■ **Prompt**: Pick out each line containing the string "Kertas".

Collected data entries

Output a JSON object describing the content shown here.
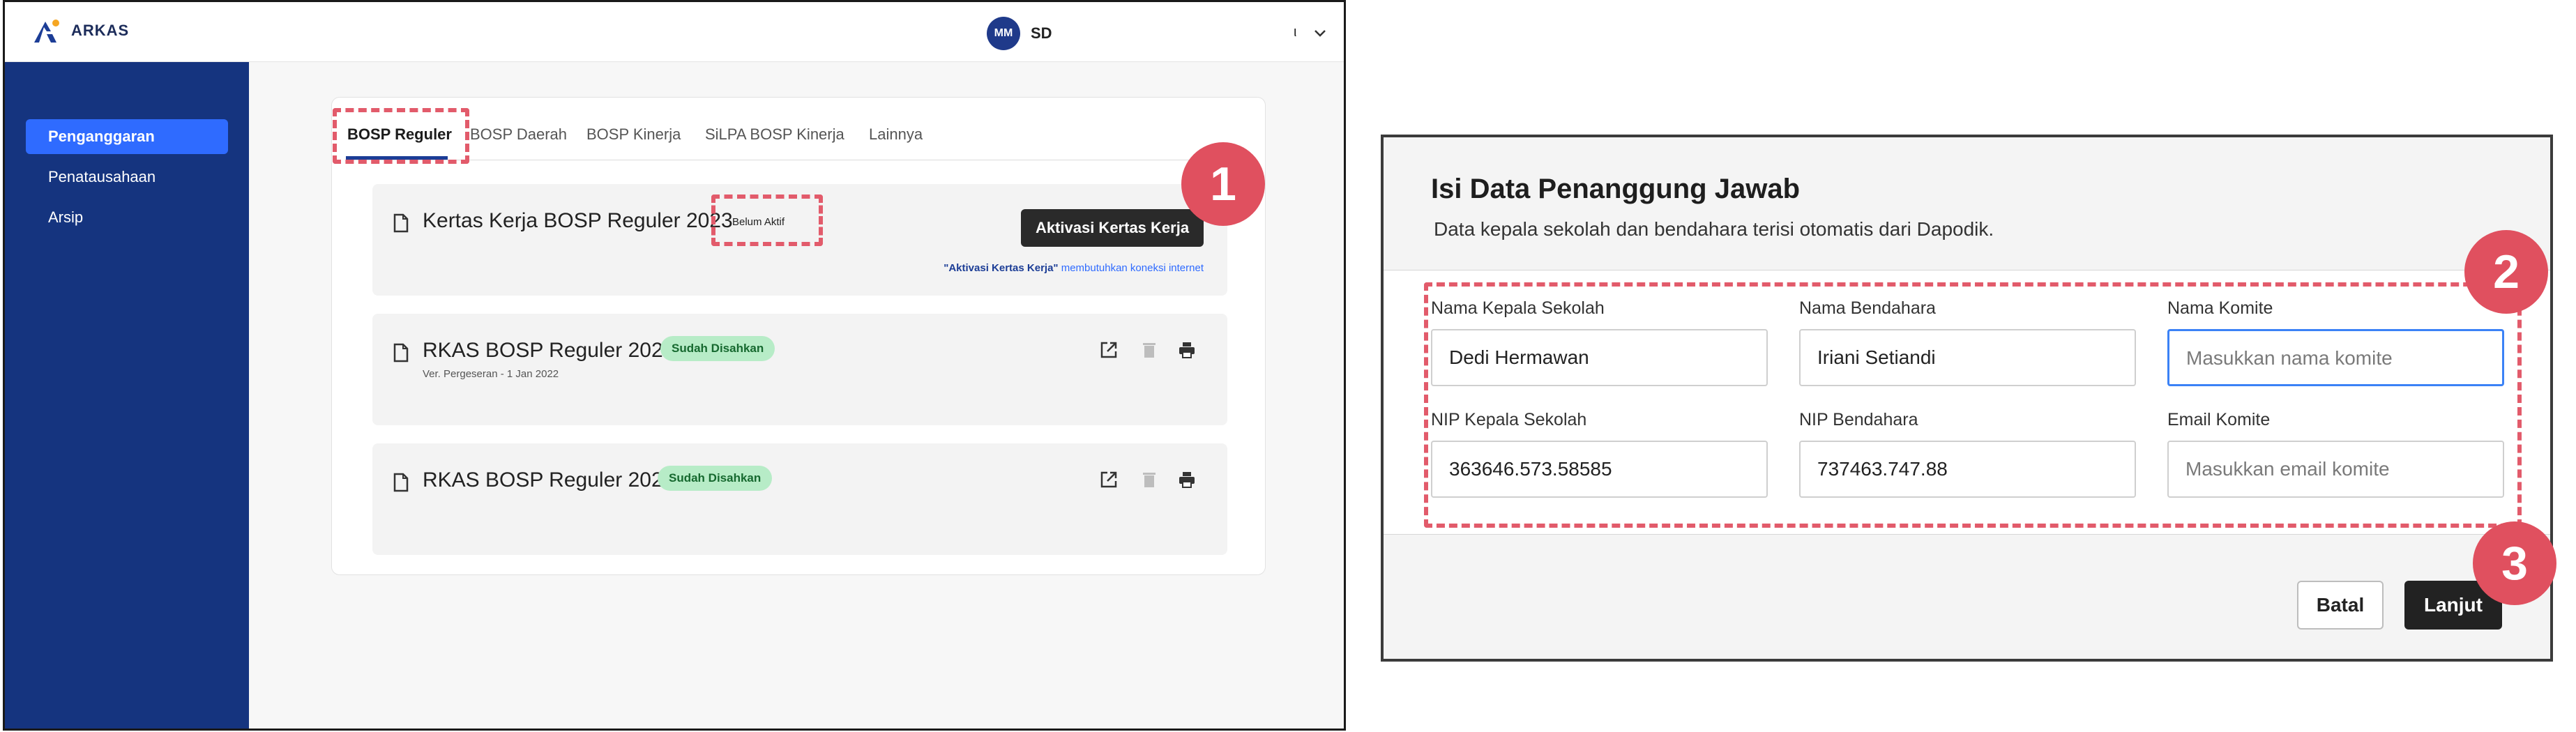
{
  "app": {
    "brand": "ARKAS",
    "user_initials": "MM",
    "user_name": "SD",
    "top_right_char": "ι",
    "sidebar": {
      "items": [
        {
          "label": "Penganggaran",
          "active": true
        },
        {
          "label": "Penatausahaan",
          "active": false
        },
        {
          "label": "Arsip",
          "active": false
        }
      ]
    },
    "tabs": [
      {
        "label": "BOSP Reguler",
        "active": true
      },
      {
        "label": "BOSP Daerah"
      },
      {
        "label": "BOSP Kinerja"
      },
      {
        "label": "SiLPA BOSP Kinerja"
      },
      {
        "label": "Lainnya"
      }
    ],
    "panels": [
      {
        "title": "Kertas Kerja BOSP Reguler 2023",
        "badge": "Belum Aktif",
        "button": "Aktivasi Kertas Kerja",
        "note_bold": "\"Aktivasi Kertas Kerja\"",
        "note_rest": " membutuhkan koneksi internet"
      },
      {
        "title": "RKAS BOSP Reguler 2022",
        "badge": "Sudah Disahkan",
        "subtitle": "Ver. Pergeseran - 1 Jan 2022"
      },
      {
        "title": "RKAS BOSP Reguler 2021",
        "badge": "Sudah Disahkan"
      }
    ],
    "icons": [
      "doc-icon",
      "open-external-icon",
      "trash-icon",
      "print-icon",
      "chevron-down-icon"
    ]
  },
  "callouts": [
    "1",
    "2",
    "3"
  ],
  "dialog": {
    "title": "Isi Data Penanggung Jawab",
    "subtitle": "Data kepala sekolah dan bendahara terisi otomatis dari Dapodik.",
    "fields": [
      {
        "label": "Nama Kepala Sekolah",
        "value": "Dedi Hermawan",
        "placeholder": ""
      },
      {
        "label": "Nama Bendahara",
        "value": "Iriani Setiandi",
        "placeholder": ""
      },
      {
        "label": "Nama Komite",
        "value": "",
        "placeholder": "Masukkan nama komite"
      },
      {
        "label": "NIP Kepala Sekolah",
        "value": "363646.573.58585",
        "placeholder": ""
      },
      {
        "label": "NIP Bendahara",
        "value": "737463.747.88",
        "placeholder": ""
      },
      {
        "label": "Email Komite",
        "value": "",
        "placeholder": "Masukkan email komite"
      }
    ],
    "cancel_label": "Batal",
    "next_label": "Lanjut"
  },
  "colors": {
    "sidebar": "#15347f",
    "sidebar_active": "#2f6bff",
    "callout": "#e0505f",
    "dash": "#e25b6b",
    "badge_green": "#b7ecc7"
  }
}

■ **Task result**:
        "title": "Kertas Kerja BOSP Reguler 2023",
        "button": "Aktivasi Kertas Kerja",
        "note_bold": "\"Aktivasi Kertas Kerja\"",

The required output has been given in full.